→ What you need to do: Wherever the string "JSON" occurs in a line of these records, report that line.

→ Source data:
## BEGIN
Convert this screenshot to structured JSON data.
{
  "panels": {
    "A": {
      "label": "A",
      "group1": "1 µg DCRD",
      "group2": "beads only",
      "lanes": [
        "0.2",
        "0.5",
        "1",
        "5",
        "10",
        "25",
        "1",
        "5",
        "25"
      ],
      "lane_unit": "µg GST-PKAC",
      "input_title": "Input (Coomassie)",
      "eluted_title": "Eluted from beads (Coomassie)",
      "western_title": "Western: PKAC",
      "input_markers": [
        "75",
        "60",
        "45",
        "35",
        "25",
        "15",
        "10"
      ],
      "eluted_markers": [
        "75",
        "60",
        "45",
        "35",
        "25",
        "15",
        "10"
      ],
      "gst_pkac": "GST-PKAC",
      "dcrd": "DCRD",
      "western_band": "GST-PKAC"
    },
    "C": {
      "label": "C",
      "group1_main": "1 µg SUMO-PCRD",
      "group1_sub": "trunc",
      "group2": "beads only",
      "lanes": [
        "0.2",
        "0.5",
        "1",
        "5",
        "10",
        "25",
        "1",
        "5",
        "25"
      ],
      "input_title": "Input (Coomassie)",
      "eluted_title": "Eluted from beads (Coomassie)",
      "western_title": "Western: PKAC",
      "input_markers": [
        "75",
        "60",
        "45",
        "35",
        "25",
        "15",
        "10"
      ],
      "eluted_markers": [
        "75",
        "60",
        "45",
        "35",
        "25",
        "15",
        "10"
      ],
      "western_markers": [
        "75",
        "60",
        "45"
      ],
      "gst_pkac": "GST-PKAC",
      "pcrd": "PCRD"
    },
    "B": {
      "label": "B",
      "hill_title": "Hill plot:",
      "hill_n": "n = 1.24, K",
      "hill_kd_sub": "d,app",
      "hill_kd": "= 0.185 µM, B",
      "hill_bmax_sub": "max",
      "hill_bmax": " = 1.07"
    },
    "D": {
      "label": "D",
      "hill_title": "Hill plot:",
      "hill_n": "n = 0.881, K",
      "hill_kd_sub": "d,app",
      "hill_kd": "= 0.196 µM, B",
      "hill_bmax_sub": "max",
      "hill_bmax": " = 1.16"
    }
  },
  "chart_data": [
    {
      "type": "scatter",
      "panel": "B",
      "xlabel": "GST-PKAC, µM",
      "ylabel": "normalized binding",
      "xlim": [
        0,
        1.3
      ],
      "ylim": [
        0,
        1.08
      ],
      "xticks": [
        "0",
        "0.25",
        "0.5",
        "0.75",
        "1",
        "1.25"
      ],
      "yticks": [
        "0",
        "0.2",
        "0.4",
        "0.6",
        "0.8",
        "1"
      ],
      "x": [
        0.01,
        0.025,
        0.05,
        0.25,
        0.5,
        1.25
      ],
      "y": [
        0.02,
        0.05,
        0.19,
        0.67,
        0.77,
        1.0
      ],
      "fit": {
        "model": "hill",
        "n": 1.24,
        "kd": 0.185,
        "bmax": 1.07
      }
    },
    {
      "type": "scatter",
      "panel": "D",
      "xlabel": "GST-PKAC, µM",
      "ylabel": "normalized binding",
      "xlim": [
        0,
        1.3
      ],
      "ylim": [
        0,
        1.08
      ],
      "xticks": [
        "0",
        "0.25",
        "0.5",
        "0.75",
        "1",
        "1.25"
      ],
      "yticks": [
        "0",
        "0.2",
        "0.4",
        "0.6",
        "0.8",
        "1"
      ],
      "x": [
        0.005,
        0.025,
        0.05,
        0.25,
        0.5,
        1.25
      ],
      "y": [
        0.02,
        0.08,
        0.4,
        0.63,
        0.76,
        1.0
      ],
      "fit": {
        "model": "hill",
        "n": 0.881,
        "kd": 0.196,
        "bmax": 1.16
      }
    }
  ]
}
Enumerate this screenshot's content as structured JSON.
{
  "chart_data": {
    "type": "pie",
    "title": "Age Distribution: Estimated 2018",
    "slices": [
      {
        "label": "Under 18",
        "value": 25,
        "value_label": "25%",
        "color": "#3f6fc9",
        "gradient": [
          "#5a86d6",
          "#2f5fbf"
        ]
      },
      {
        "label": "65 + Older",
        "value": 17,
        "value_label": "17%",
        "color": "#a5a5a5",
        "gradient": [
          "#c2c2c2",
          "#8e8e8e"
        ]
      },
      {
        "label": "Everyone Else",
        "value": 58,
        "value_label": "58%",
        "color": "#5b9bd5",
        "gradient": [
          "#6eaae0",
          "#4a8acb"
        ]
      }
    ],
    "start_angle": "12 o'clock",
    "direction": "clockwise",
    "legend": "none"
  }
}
## END
→ Answer to the task:
Convert this screenshot to structured JSON data.
Enumerate this screenshot's content as structured JSON.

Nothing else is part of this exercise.